**Task directions:**
Write the next part of the commentary on network evening news coverage, picking up after its last sentence.

**Selected passage:**
===============

HALT FOR OIL Only NBC had a correspondent on the scene in Beijing for the six-nation diplomacy over North Korea's nuclear weapons program. Mark Mullen's proximity, however, delivered no extra detail as he offered a rudimentary stand-up report. CBS and ABC both covered the talks from the White House. CBS' Jim Axelrod, too, offered a brief stand-up.
Martha Raddatz filed the most rounded report as ABC's lead item. She reported that the offer of oil and electricity from South Korea would lead to an eventual shutdown of North Korea's nuclear program: first its reactors would be sealed, then IAEA inspections would resume, then weapons production would be halted. Pyongyang would not give up the nuclear arsenal it has already manufactured. "The Clinton Administration made a similar deal in 1994. North Korea broke that."
BRIAN’S FATHER ABC and CBS both have anchors whose background is in morning television--so it was odd that NBC should be the network to run an ayem-style feature entitled Trading Places. The human interest piece gave us a glimpse of anchor Brian Williams' family life as he used his own relationship with his 89-year-old father Gordon to illustrate a demographic trend as society ages. Many elderly residents of assisted living facilities do not have family members as neighbors. So anchor Williams hires the firm Visiting Angels to deliver the supplementary support services to his father that kin would normally provide.
What is wrong with this type of journalism?
First, it has mixed motives. Its desire to inform us is tangled with a marketing impulse, namely to boost identification with the just-folks personality of the anchor.

===============

Records from a collection
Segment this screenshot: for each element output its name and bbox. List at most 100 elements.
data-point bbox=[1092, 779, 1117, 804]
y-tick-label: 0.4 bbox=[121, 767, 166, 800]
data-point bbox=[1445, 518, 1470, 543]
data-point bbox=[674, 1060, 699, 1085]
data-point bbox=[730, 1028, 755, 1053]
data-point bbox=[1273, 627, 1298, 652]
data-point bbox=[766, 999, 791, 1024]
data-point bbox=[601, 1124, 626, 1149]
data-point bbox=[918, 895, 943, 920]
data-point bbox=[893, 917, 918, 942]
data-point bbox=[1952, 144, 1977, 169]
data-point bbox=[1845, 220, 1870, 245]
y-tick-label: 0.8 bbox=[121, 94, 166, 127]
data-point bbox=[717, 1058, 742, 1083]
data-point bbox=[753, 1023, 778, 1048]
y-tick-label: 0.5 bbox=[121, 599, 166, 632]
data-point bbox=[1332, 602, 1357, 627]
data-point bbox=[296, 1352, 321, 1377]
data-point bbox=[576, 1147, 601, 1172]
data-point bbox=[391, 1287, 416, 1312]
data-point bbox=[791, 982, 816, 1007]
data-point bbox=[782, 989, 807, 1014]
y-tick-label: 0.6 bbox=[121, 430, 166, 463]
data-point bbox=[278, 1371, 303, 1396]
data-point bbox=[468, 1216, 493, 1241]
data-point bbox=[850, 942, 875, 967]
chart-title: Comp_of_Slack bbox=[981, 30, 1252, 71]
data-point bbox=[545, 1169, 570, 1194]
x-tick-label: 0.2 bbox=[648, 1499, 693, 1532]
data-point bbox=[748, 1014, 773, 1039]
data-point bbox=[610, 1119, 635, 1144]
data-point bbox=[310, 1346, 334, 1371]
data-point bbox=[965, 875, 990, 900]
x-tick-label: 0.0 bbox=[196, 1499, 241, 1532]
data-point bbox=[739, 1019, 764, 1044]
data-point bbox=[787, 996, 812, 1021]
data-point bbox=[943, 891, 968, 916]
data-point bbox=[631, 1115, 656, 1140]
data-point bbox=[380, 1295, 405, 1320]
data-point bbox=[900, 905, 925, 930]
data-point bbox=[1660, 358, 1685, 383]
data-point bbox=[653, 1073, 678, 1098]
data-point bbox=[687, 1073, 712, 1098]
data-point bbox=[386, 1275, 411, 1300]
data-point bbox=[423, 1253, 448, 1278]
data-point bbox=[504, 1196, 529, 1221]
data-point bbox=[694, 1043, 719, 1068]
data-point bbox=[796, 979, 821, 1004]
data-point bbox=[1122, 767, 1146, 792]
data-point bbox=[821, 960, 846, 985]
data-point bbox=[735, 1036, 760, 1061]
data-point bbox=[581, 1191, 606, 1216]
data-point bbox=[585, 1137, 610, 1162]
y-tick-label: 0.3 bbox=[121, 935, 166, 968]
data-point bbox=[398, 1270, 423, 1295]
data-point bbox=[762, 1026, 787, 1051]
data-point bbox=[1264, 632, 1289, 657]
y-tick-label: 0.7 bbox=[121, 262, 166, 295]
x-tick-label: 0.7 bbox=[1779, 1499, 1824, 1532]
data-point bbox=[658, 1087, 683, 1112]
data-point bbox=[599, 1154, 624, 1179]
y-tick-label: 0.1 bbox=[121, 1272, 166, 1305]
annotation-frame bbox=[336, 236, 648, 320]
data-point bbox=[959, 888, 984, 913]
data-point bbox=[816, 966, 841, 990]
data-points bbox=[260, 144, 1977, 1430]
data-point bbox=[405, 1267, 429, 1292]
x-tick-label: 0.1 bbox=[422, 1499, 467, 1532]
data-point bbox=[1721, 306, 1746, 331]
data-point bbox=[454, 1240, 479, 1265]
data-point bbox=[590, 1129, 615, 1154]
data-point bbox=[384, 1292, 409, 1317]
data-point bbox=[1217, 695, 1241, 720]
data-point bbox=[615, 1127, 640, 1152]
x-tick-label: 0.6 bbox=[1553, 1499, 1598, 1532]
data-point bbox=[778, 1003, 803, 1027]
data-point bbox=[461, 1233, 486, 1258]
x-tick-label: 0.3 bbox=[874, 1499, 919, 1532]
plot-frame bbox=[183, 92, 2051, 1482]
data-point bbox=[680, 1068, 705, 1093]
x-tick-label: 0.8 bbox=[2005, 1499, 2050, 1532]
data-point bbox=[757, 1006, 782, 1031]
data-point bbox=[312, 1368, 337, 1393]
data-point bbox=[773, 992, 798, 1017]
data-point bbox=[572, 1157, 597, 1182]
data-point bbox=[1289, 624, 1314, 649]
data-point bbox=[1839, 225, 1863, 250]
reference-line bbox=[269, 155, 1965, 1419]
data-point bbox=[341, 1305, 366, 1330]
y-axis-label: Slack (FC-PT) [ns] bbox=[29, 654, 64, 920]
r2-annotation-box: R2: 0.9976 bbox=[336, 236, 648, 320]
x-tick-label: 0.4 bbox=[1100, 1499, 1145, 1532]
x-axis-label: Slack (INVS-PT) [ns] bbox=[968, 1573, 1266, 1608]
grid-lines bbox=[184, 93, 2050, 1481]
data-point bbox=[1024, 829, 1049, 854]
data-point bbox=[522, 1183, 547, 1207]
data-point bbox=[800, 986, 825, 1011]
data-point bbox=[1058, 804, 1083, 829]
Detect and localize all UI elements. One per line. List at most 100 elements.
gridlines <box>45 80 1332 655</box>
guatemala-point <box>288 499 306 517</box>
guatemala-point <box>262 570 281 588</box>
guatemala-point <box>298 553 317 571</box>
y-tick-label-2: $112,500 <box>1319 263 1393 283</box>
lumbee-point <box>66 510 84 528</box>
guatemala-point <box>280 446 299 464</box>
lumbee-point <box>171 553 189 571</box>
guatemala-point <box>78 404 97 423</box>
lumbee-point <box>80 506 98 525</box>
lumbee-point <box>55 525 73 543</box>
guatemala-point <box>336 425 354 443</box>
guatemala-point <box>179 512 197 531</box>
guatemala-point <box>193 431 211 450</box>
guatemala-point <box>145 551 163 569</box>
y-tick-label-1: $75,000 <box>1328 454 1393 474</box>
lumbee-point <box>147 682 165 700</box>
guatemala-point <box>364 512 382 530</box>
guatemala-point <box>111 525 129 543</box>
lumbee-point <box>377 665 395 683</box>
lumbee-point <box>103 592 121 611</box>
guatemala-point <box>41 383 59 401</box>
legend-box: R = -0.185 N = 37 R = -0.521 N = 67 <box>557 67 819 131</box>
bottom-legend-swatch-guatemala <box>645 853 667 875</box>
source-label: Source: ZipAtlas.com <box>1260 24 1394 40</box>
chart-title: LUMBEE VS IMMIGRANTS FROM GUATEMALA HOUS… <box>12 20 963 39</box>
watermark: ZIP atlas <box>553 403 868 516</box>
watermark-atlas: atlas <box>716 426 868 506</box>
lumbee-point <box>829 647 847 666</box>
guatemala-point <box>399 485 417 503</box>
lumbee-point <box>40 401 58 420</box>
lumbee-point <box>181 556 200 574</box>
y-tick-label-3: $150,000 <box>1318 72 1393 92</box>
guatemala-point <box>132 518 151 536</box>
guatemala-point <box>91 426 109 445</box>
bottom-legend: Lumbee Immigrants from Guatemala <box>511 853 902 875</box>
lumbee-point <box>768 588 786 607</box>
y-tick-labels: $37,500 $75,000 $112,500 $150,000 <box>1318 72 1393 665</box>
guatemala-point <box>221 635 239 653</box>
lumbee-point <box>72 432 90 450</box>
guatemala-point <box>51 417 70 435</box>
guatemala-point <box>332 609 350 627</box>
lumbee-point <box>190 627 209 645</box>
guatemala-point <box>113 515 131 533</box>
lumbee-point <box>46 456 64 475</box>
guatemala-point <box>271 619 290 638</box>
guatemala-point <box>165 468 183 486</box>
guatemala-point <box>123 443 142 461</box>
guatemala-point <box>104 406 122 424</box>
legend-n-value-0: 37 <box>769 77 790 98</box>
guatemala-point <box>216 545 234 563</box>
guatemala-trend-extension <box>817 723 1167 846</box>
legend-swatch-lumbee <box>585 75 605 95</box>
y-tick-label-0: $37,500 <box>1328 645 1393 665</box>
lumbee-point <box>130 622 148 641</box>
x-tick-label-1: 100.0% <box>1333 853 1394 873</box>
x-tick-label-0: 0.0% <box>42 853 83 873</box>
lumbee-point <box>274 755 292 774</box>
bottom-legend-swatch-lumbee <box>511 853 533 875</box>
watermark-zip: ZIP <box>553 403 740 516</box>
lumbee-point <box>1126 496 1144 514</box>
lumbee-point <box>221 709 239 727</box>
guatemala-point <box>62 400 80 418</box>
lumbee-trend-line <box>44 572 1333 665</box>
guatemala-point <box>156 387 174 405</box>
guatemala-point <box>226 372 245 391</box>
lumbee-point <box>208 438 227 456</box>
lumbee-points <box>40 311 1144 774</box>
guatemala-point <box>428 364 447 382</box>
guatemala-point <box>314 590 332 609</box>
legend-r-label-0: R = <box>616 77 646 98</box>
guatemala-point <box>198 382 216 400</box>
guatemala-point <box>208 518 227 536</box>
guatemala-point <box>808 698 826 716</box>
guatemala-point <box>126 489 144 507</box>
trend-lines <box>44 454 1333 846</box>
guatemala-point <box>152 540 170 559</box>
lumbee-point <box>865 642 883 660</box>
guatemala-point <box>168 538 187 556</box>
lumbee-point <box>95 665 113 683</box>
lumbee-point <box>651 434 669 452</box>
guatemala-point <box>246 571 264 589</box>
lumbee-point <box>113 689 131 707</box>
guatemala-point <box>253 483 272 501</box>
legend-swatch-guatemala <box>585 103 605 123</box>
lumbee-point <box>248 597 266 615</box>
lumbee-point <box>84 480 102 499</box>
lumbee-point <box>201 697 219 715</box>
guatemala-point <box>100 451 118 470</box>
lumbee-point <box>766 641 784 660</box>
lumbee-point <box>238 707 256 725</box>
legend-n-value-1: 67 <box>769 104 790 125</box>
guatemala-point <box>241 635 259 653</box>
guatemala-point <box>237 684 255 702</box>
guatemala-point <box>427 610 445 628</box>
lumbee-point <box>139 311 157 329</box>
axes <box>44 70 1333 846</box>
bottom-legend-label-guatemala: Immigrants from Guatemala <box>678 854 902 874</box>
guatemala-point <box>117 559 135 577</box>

===============

**Exercise response:**
This leads to a second, bigger problem. In its desire to make us identify with Williams crucial components of the story that would be reported if the coverage concerned a stranger are omitted in the quest for anchor-viewer bonding.
Specifically, how much does Williams personally pay to provide his father this extra treatment? How difficult is it for Williams to afford this amount? If those questions were answered truthfully, viewers would find out the opposite of the feature's intentions: not how like them Williams is but, financially, how unalike.
There is no journalistic virtue in this type of personalized coverage. In fact, to be a marketing success it has to cut journalistic corners.
KEEP HER SPIRITS UP Last week CBS launched its series The American Spirit about community leaders organizing programs to solve social problems. Anchor Katie Couric filed three of those reports: on a public health activist, a superintendent of schools and a billionaire education activist.
Couric rubbed shoulders with the wealthy again, or at least the formerly wealthy, profiling Janet Hanson of 85broads.com. Hanson is a one-time Wall Street millionaire who quit her job at Goldman Sachs and set up an online networking and mentoring support group for professional women. It organizes 1,600 women worldwide to combat gender discrimination in job placement and workplace promotion. Hanson has spent "her entire net worth, almost $7m, to create and maintain" the network. Couric offered no clue as to what all that money was spent on.
MENTIONED IN PASSING The network newscasts do not assign correspondents to all of the news of the day. If Tyndall Report readers come across videostreamed reports online of stories that were mentioned only in passing, post the link in comments for us to check out
Today's examples: another winter storm is forming in the midwest and heading east…the House of Representatives has taken the initiative away from the Senate in the debate over the wisdom of Bush's troop build-up…the FBI continues to fail to secure its inventory of guns and laptop computers.